▶ _JOB_:
Copy out every line exactly, passing over the pictures.
*-*-*
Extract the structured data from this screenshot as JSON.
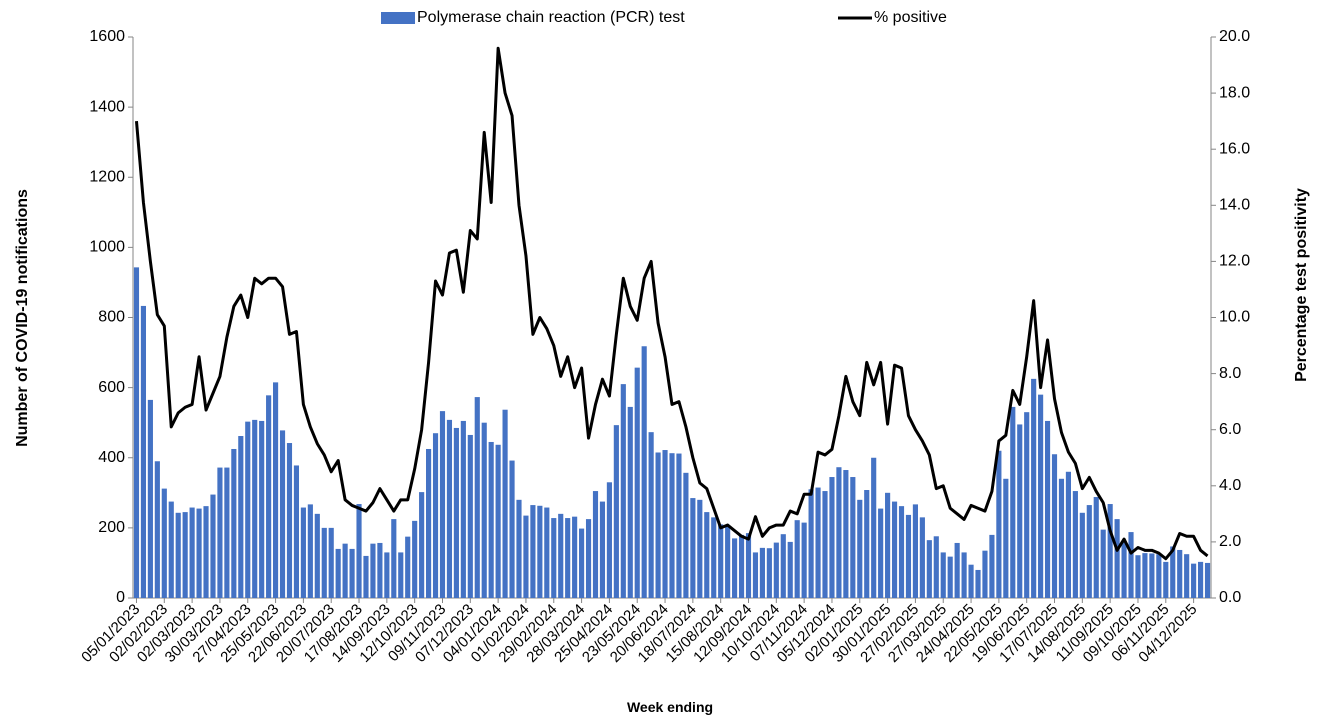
{
  "chart_data": {
    "type": "bar-line",
    "x_label": "Week ending",
    "y_label": "Number of COVID-19 notifications",
    "y2_label": "Percentage test positivity",
    "categories": [
      "05/01/2023",
      null,
      null,
      null,
      "02/02/2023",
      null,
      null,
      null,
      "02/03/2023",
      null,
      null,
      null,
      "30/03/2023",
      null,
      null,
      null,
      "27/04/2023",
      null,
      null,
      null,
      "25/05/2023",
      null,
      null,
      null,
      "22/06/2023",
      null,
      null,
      null,
      "20/07/2023",
      null,
      null,
      null,
      "17/08/2023",
      null,
      null,
      null,
      "14/09/2023",
      null,
      null,
      null,
      "12/10/2023",
      null,
      null,
      null,
      "09/11/2023",
      null,
      null,
      null,
      "07/12/2023",
      null,
      null,
      null,
      "04/01/2024",
      null,
      null,
      null,
      "01/02/2024",
      null,
      null,
      null,
      "29/02/2024",
      null,
      null,
      null,
      "28/03/2024",
      null,
      null,
      null,
      "25/04/2024",
      null,
      null,
      null,
      "23/05/2024",
      null,
      null,
      null,
      "20/06/2024",
      null,
      null,
      null,
      "18/07/2024",
      null,
      null,
      null,
      "15/08/2024",
      null,
      null,
      null,
      "12/09/2024",
      null,
      null,
      null,
      "10/10/2024",
      null,
      null,
      null,
      "07/11/2024",
      null,
      null,
      null,
      "05/12/2024",
      null,
      null,
      null,
      "02/01/2025",
      null,
      null,
      null,
      "30/01/2025",
      null,
      null,
      null,
      "27/02/2025",
      null,
      null,
      null,
      "27/03/2025",
      null,
      null,
      null,
      "24/04/2025",
      null,
      null,
      null,
      "22/05/2025",
      null,
      null,
      null,
      "19/06/2025",
      null,
      null,
      null,
      "17/07/2025",
      null,
      null,
      null,
      "14/08/2025",
      null,
      null,
      null,
      "11/09/2025",
      null,
      null,
      null,
      "09/10/2025",
      null,
      null,
      null,
      "06/11/2025",
      null,
      null,
      null,
      "04/12/2025",
      null,
      null
    ],
    "series": [
      {
        "name": "Polymerase chain reaction (PCR) test",
        "type": "bar",
        "color": "#4472c4",
        "values": [
          943,
          833,
          565,
          390,
          312,
          275,
          243,
          245,
          258,
          255,
          262,
          295,
          372,
          372,
          425,
          462,
          503,
          508,
          505,
          578,
          615,
          478,
          442,
          378,
          258,
          267,
          240,
          200,
          200,
          140,
          155,
          140,
          268,
          120,
          155,
          157,
          130,
          225,
          130,
          175,
          220,
          302,
          425,
          470,
          533,
          508,
          485,
          505,
          465,
          573,
          500,
          445,
          437,
          537,
          392,
          280,
          235,
          265,
          263,
          258,
          228,
          240,
          228,
          232,
          198,
          225,
          305,
          275,
          330,
          493,
          610,
          545,
          657,
          718,
          473,
          415,
          422,
          413,
          412,
          357,
          285,
          280,
          245,
          230,
          210,
          205,
          170,
          180,
          185,
          130,
          143,
          142,
          158,
          182,
          160,
          222,
          215,
          310,
          315,
          305,
          345,
          373,
          365,
          345,
          280,
          308,
          400,
          255,
          300,
          275,
          262,
          237,
          267,
          230,
          165,
          176,
          130,
          118,
          157,
          130,
          95,
          80,
          135,
          180,
          420,
          340,
          545,
          495,
          530,
          625,
          580,
          505,
          410,
          340,
          360,
          305,
          243,
          265,
          288,
          195,
          268,
          225,
          160,
          188,
          122,
          128,
          127,
          125,
          103,
          147,
          137,
          125,
          98,
          103,
          100
        ]
      },
      {
        "name": "% positive",
        "type": "line",
        "axis": "y2",
        "color": "#000000",
        "values": [
          17.0,
          14.1,
          12.0,
          10.1,
          9.7,
          6.1,
          6.6,
          6.8,
          6.9,
          8.6,
          6.7,
          7.3,
          7.9,
          9.3,
          10.4,
          10.8,
          10.0,
          11.4,
          11.2,
          11.4,
          11.4,
          11.1,
          9.4,
          9.5,
          6.9,
          6.1,
          5.5,
          5.1,
          4.5,
          4.9,
          3.5,
          3.3,
          3.2,
          3.1,
          3.4,
          3.9,
          3.5,
          3.1,
          3.5,
          3.5,
          4.6,
          6.0,
          8.4,
          11.3,
          10.8,
          12.3,
          12.4,
          10.9,
          13.1,
          12.8,
          16.6,
          14.1,
          19.6,
          18.0,
          17.2,
          14.0,
          12.2,
          9.4,
          10.0,
          9.6,
          9.0,
          7.9,
          8.6,
          7.5,
          8.2,
          5.7,
          6.9,
          7.8,
          7.2,
          9.4,
          11.4,
          10.4,
          9.9,
          11.4,
          12.0,
          9.8,
          8.6,
          6.9,
          7.0,
          6.1,
          5.0,
          4.1,
          3.9,
          3.2,
          2.5,
          2.6,
          2.4,
          2.2,
          2.1,
          2.9,
          2.2,
          2.5,
          2.6,
          2.6,
          3.1,
          3.0,
          3.7,
          3.7,
          5.2,
          5.1,
          5.3,
          6.5,
          7.9,
          7.0,
          6.5,
          8.4,
          7.6,
          8.4,
          6.2,
          8.3,
          8.2,
          6.5,
          6.0,
          5.6,
          5.1,
          3.9,
          4.0,
          3.2,
          3.0,
          2.8,
          3.3,
          3.2,
          3.1,
          3.8,
          5.6,
          5.8,
          7.4,
          6.9,
          8.6,
          10.6,
          7.5,
          9.2,
          7.1,
          5.9,
          5.2,
          4.8,
          3.9,
          4.3,
          3.8,
          3.4,
          2.4,
          1.7,
          2.1,
          1.6,
          1.8,
          1.7,
          1.7,
          1.6,
          1.4,
          1.7,
          2.3,
          2.2,
          2.2,
          1.7,
          1.5
        ]
      }
    ],
    "ylim": [
      0,
      1600
    ],
    "yticks": [
      0,
      200,
      400,
      600,
      800,
      1000,
      1200,
      1400,
      1600
    ],
    "y2lim": [
      0,
      20
    ],
    "y2ticks": [
      {
        "value": 0,
        "label": "0.0"
      },
      {
        "value": 2,
        "label": "2.0"
      },
      {
        "value": 4,
        "label": "4.0"
      },
      {
        "value": 6,
        "label": "6.0"
      },
      {
        "value": 8,
        "label": "8.0"
      },
      {
        "value": 10,
        "label": "10.0"
      },
      {
        "value": 12,
        "label": "12.0"
      },
      {
        "value": 14,
        "label": "14.0"
      },
      {
        "value": 16,
        "label": "16.0"
      },
      {
        "value": 18,
        "label": "18.0"
      },
      {
        "value": 20,
        "label": "20.0"
      }
    ],
    "legend": "top",
    "grid": false
  }
}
*-*-*
▶ _WORKED ANSWER_:
Extract the structured data from this screenshot as JSON.
{
  "chart_data": {
    "type": "bar-line",
    "x_label": "Week ending",
    "y_label": "Number of COVID-19 notifications",
    "y2_label": "Percentage test positivity",
    "categories": [
      "05/01/2023",
      null,
      null,
      null,
      "02/02/2023",
      null,
      null,
      null,
      "02/03/2023",
      null,
      null,
      null,
      "30/03/2023",
      null,
      null,
      null,
      "27/04/2023",
      null,
      null,
      null,
      "25/05/2023",
      null,
      null,
      null,
      "22/06/2023",
      null,
      null,
      null,
      "20/07/2023",
      null,
      null,
      null,
      "17/08/2023",
      null,
      null,
      null,
      "14/09/2023",
      null,
      null,
      null,
      "12/10/2023",
      null,
      null,
      null,
      "09/11/2023",
      null,
      null,
      null,
      "07/12/2023",
      null,
      null,
      null,
      "04/01/2024",
      null,
      null,
      null,
      "01/02/2024",
      null,
      null,
      null,
      "29/02/2024",
      null,
      null,
      null,
      "28/03/2024",
      null,
      null,
      null,
      "25/04/2024",
      null,
      null,
      null,
      "23/05/2024",
      null,
      null,
      null,
      "20/06/2024",
      null,
      null,
      null,
      "18/07/2024",
      null,
      null,
      null,
      "15/08/2024",
      null,
      null,
      null,
      "12/09/2024",
      null,
      null,
      null,
      "10/10/2024",
      null,
      null,
      null,
      "07/11/2024",
      null,
      null,
      null,
      "05/12/2024",
      null,
      null,
      null,
      "02/01/2025",
      null,
      null,
      null,
      "30/01/2025",
      null,
      null,
      null,
      "27/02/2025",
      null,
      null,
      null,
      "27/03/2025",
      null,
      null,
      null,
      "24/04/2025",
      null,
      null,
      null,
      "22/05/2025",
      null,
      null,
      null,
      "19/06/2025",
      null,
      null,
      null,
      "17/07/2025",
      null,
      null,
      null,
      "14/08/2025",
      null,
      null,
      null,
      "11/09/2025",
      null,
      null,
      null,
      "09/10/2025",
      null,
      null,
      null,
      "06/11/2025",
      null,
      null,
      null,
      "04/12/2025",
      null,
      null
    ],
    "series": [
      {
        "name": "Polymerase chain reaction (PCR) test",
        "type": "bar",
        "color": "#4472c4",
        "values": [
          943,
          833,
          565,
          390,
          312,
          275,
          243,
          245,
          258,
          255,
          262,
          295,
          372,
          372,
          425,
          462,
          503,
          508,
          505,
          578,
          615,
          478,
          442,
          378,
          258,
          267,
          240,
          200,
          200,
          140,
          155,
          140,
          268,
          120,
          155,
          157,
          130,
          225,
          130,
          175,
          220,
          302,
          425,
          470,
          533,
          508,
          485,
          505,
          465,
          573,
          500,
          445,
          437,
          537,
          392,
          280,
          235,
          265,
          263,
          258,
          228,
          240,
          228,
          232,
          198,
          225,
          305,
          275,
          330,
          493,
          610,
          545,
          657,
          718,
          473,
          415,
          422,
          413,
          412,
          357,
          285,
          280,
          245,
          230,
          210,
          205,
          170,
          180,
          185,
          130,
          143,
          142,
          158,
          182,
          160,
          222,
          215,
          310,
          315,
          305,
          345,
          373,
          365,
          345,
          280,
          308,
          400,
          255,
          300,
          275,
          262,
          237,
          267,
          230,
          165,
          176,
          130,
          118,
          157,
          130,
          95,
          80,
          135,
          180,
          420,
          340,
          545,
          495,
          530,
          625,
          580,
          505,
          410,
          340,
          360,
          305,
          243,
          265,
          288,
          195,
          268,
          225,
          160,
          188,
          122,
          128,
          127,
          125,
          103,
          147,
          137,
          125,
          98,
          103,
          100
        ]
      },
      {
        "name": "% positive",
        "type": "line",
        "axis": "y2",
        "color": "#000000",
        "values": [
          17.0,
          14.1,
          12.0,
          10.1,
          9.7,
          6.1,
          6.6,
          6.8,
          6.9,
          8.6,
          6.7,
          7.3,
          7.9,
          9.3,
          10.4,
          10.8,
          10.0,
          11.4,
          11.2,
          11.4,
          11.4,
          11.1,
          9.4,
          9.5,
          6.9,
          6.1,
          5.5,
          5.1,
          4.5,
          4.9,
          3.5,
          3.3,
          3.2,
          3.1,
          3.4,
          3.9,
          3.5,
          3.1,
          3.5,
          3.5,
          4.6,
          6.0,
          8.4,
          11.3,
          10.8,
          12.3,
          12.4,
          10.9,
          13.1,
          12.8,
          16.6,
          14.1,
          19.6,
          18.0,
          17.2,
          14.0,
          12.2,
          9.4,
          10.0,
          9.6,
          9.0,
          7.9,
          8.6,
          7.5,
          8.2,
          5.7,
          6.9,
          7.8,
          7.2,
          9.4,
          11.4,
          10.4,
          9.9,
          11.4,
          12.0,
          9.8,
          8.6,
          6.9,
          7.0,
          6.1,
          5.0,
          4.1,
          3.9,
          3.2,
          2.5,
          2.6,
          2.4,
          2.2,
          2.1,
          2.9,
          2.2,
          2.5,
          2.6,
          2.6,
          3.1,
          3.0,
          3.7,
          3.7,
          5.2,
          5.1,
          5.3,
          6.5,
          7.9,
          7.0,
          6.5,
          8.4,
          7.6,
          8.4,
          6.2,
          8.3,
          8.2,
          6.5,
          6.0,
          5.6,
          5.1,
          3.9,
          4.0,
          3.2,
          3.0,
          2.8,
          3.3,
          3.2,
          3.1,
          3.8,
          5.6,
          5.8,
          7.4,
          6.9,
          8.6,
          10.6,
          7.5,
          9.2,
          7.1,
          5.9,
          5.2,
          4.8,
          3.9,
          4.3,
          3.8,
          3.4,
          2.4,
          1.7,
          2.1,
          1.6,
          1.8,
          1.7,
          1.7,
          1.6,
          1.4,
          1.7,
          2.3,
          2.2,
          2.2,
          1.7,
          1.5
        ]
      }
    ],
    "ylim": [
      0,
      1600
    ],
    "yticks": [
      0,
      200,
      400,
      600,
      800,
      1000,
      1200,
      1400,
      1600
    ],
    "y2lim": [
      0,
      20
    ],
    "y2ticks": [
      {
        "value": 0,
        "label": "0.0"
      },
      {
        "value": 2,
        "label": "2.0"
      },
      {
        "value": 4,
        "label": "4.0"
      },
      {
        "value": 6,
        "label": "6.0"
      },
      {
        "value": 8,
        "label": "8.0"
      },
      {
        "value": 10,
        "label": "10.0"
      },
      {
        "value": 12,
        "label": "12.0"
      },
      {
        "value": 14,
        "label": "14.0"
      },
      {
        "value": 16,
        "label": "16.0"
      },
      {
        "value": 18,
        "label": "18.0"
      },
      {
        "value": 20,
        "label": "20.0"
      }
    ],
    "legend": "top",
    "grid": false
  }
}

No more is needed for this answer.